• _PROBLEM TO WORK ON_
Pull out every line containing the string "country".

• _DATA LISTING_
START
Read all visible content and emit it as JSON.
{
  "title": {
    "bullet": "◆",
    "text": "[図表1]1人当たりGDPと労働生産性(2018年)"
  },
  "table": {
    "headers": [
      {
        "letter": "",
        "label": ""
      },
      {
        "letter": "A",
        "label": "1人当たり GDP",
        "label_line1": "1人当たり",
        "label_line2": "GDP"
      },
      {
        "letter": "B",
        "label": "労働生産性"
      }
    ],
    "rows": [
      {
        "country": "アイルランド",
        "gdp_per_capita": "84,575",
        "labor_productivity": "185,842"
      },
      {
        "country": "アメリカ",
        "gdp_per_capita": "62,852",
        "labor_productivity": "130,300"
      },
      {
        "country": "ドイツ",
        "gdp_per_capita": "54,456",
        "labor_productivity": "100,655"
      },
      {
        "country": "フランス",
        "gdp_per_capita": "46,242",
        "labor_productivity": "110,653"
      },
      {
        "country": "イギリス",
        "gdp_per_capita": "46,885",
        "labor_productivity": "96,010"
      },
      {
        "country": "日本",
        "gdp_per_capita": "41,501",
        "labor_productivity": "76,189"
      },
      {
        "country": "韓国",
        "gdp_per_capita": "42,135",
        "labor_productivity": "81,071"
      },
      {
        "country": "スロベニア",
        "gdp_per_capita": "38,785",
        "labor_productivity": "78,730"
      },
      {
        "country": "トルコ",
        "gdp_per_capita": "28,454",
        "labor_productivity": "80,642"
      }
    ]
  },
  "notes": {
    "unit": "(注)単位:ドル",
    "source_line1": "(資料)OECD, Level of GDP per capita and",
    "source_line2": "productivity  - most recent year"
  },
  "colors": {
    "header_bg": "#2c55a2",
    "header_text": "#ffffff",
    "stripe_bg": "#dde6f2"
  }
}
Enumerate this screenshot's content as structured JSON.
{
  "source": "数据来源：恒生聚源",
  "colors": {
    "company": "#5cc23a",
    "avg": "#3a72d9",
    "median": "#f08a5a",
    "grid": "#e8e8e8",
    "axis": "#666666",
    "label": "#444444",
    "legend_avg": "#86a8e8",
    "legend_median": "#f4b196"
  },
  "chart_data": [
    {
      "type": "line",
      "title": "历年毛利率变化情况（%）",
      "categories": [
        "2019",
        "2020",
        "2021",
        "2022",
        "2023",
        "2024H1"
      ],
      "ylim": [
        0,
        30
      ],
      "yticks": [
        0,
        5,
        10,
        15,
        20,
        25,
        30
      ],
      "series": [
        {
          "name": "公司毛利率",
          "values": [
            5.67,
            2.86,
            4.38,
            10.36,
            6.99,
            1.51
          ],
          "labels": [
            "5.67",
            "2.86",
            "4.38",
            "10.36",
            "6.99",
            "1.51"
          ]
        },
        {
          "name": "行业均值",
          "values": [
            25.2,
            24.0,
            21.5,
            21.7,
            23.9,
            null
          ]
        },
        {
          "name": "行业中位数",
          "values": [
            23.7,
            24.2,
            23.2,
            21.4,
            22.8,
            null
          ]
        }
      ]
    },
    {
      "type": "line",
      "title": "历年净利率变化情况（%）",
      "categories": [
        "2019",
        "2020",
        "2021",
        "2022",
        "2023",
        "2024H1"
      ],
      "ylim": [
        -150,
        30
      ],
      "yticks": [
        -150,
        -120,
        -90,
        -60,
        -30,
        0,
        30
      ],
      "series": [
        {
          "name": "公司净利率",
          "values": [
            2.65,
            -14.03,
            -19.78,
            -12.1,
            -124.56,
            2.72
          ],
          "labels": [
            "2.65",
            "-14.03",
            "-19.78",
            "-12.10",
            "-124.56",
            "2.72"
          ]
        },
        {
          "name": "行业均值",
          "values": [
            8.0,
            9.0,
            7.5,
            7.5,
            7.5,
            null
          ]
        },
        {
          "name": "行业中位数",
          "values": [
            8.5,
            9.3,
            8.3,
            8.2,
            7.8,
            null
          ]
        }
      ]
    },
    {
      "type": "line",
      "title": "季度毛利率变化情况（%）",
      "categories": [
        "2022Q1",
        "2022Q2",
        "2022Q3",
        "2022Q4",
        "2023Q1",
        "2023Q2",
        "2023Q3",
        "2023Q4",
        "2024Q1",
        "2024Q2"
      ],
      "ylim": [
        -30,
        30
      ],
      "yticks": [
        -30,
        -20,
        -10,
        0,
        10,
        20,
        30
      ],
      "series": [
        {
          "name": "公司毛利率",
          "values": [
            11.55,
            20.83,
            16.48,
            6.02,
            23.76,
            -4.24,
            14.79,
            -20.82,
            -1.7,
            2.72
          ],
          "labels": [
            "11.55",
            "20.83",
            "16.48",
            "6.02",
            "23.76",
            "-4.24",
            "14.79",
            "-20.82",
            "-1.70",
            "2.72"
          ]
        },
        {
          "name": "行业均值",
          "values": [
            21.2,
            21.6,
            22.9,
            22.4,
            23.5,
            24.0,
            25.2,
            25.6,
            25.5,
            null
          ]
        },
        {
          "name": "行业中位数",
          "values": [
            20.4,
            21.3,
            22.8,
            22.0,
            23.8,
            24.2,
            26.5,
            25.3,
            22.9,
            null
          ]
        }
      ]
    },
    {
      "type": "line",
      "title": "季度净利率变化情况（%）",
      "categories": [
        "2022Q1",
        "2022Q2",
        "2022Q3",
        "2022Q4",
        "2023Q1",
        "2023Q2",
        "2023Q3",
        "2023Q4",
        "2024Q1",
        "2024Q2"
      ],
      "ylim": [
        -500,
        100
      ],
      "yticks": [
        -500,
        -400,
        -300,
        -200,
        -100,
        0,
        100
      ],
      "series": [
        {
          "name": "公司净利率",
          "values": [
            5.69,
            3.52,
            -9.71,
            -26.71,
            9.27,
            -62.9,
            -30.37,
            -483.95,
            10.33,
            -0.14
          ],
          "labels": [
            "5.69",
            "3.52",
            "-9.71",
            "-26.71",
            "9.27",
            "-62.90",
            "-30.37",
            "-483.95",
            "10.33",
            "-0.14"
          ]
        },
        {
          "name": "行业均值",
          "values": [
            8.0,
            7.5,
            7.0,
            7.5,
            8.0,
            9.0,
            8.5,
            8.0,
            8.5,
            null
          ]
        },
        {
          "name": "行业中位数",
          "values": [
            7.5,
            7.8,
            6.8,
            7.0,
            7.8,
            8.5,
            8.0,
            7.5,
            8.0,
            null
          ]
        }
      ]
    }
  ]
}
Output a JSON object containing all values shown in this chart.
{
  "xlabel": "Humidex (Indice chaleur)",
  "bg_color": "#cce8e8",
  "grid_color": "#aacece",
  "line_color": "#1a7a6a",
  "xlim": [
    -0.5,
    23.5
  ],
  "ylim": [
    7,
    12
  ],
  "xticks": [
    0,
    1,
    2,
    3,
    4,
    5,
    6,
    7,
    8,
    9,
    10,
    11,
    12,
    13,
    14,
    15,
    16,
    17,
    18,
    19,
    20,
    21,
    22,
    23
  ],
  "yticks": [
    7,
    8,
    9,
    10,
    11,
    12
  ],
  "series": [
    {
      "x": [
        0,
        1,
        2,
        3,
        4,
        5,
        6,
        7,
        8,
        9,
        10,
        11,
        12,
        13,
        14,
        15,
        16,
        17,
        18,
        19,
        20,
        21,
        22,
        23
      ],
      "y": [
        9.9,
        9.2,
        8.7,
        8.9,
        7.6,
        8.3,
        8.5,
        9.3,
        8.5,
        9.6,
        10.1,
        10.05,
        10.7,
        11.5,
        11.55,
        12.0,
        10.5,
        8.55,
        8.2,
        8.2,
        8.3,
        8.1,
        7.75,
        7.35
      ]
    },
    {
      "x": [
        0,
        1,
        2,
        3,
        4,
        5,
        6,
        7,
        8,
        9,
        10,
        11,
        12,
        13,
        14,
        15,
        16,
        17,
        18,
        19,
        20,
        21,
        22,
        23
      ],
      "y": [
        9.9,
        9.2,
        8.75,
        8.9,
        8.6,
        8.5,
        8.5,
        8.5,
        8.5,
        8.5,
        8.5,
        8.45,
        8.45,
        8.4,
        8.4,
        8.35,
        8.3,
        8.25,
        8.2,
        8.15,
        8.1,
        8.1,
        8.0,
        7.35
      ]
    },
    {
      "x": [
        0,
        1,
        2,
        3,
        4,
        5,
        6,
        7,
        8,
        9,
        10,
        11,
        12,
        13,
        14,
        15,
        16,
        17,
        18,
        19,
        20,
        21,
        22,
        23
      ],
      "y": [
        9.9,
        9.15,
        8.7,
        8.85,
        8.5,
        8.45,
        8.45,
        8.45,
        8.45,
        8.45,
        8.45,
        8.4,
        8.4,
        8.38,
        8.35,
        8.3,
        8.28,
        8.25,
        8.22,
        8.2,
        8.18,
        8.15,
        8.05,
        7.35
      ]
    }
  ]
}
END
• _TASK RESULT_
        "country": "アイルランド",
        "country": "アメリカ",
        "country": "ドイツ",
        "country": "フランス",
        "country": "イギリス",
        "country": "日本",
        "country": "韓国",
        "country": "スロベニア",
        "country": "トルコ",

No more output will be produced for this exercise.